> TASK REQUIREMENTS
Return the entries below in their exact form, leaving the pictures out.
____ EXCERPTED RECORDS
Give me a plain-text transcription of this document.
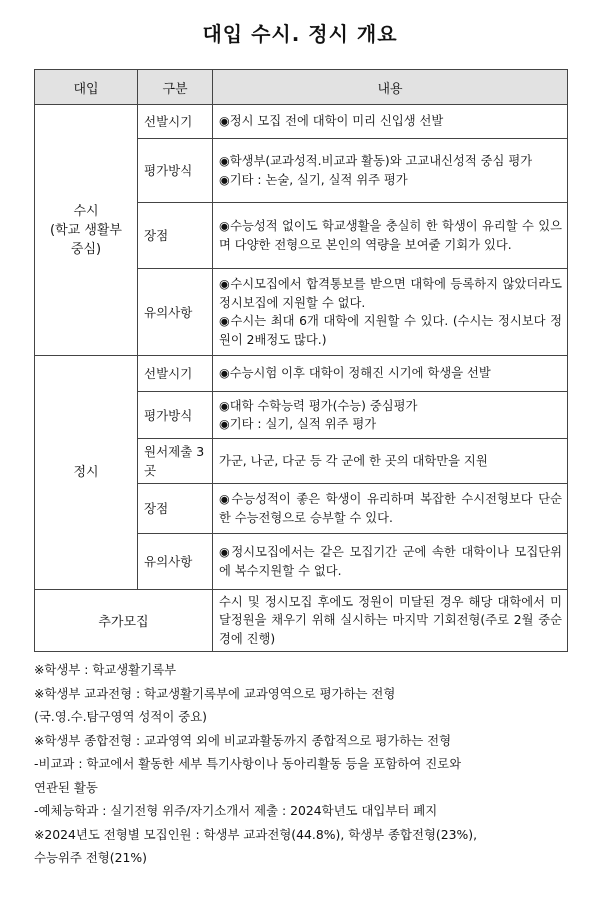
대입 수시. 정시 개요
대입	구분	내용

수시
(학교 생활부
중심)	선발시기	◉정시 모집 전에 대학이 미리 신입생 선발

	평가방식	◉학생부(교과성적.비교과 활동)와 고교내신성적 중심 평가
◉기타 : 논술, 실기, 실적 위주 평가

	장점	◉수능성적 없이도 학교생활을 충실히 한 학생이 유리할 수 있으며 다양한 전형으로 본인의 역량을 보여줄 기회가 있다.

	유의사항	◉수시모집에서 합격통보를 받으면 대학에 등록하지 않았더라도 정시보집에 지원할 수 없다.
◉수시는 최대 6개 대학에 지원할 수 있다. (수시는 정시보다 정원이 2배정도 많다.)

정시	선발시기	◉수능시험 이후 대학이 정해진 시기에 학생을 선발

	평가방식	◉대학 수학능력 평가(수능) 중심평가
◉기타 : 실기, 실적 위주 평가

	원서제출 3곳	가군, 나군, 다군 등 각 군에 한 곳의 대학만을 지원

	장점	◉수능성적이 좋은 학생이 유리하며 복잡한 수시전형보다 단순한 수능전형으로 승부할 수 있다.

	유의사항	◉정시모집에서는 같은 모집기간 군에 속한 대학이나 모집단위에 복수지원할 수 없다.

추가모집		수시 및 정시모집 후에도 정원이 미달된 경우 해당 대학에서 미달정원을 채우기 위해 실시하는 마지막 기회전형(주로 2월 중순경에 진행)
※학생부 : 학교생활기록부
※학생부 교과전형 : 학교생활기록부에 교과영역으로 평가하는 전형
(국.영.수.탐구영역 성적이 중요)
※학생부 종합전형 : 교과영역 외에 비교과활동까지 종합적으로 평가하는 전형
-비교과 : 학교에서 활동한 세부 특기사항이나 동아리활동 등을 포함하여 진로와
연관된 활동
-예체능학과 : 실기전형 위주/자기소개서 제출 : 2024학년도 대입부터 폐지
※2024년도 전형별 모집인원 : 학생부 교과전형(44.8%), 학생부 종합전형(23%),
수능위주 전형(21%)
________
> ANSWER BELOW
Give me a plain-text transcription of this document.
대입 수시. 정시 개요
대입	구분	내용

수시
(학교 생활부
중심)	선발시기	◉정시 모집 전에 대학이 미리 신입생 선발

	평가방식	◉학생부(교과성적.비교과 활동)와 고교내신성적 중심 평가
◉기타 : 논술, 실기, 실적 위주 평가

	장점	◉수능성적 없이도 학교생활을 충실히 한 학생이 유리할 수 있으며 다양한 전형으로 본인의 역량을 보여줄 기회가 있다.

	유의사항	◉수시모집에서 합격통보를 받으면 대학에 등록하지 않았더라도 정시보집에 지원할 수 없다.
◉수시는 최대 6개 대학에 지원할 수 있다. (수시는 정시보다 정원이 2배정도 많다.)

정시	선발시기	◉수능시험 이후 대학이 정해진 시기에 학생을 선발

	평가방식	◉대학 수학능력 평가(수능) 중심평가
◉기타 : 실기, 실적 위주 평가

	원서제출 3곳	가군, 나군, 다군 등 각 군에 한 곳의 대학만을 지원

	장점	◉수능성적이 좋은 학생이 유리하며 복잡한 수시전형보다 단순한 수능전형으로 승부할 수 있다.

	유의사항	◉정시모집에서는 같은 모집기간 군에 속한 대학이나 모집단위에 복수지원할 수 없다.

추가모집		수시 및 정시모집 후에도 정원이 미달된 경우 해당 대학에서 미달정원을 채우기 위해 실시하는 마지막 기회전형(주로 2월 중순경에 진행)
※학생부 : 학교생활기록부
※학생부 교과전형 : 학교생활기록부에 교과영역으로 평가하는 전형
(국.영.수.탐구영역 성적이 중요)
※학생부 종합전형 : 교과영역 외에 비교과활동까지 종합적으로 평가하는 전형
-비교과 : 학교에서 활동한 세부 특기사항이나 동아리활동 등을 포함하여 진로와
연관된 활동
-예체능학과 : 실기전형 위주/자기소개서 제출 : 2024학년도 대입부터 폐지
※2024년도 전형별 모집인원 : 학생부 교과전형(44.8%), 학생부 종합전형(23%),
수능위주 전형(21%)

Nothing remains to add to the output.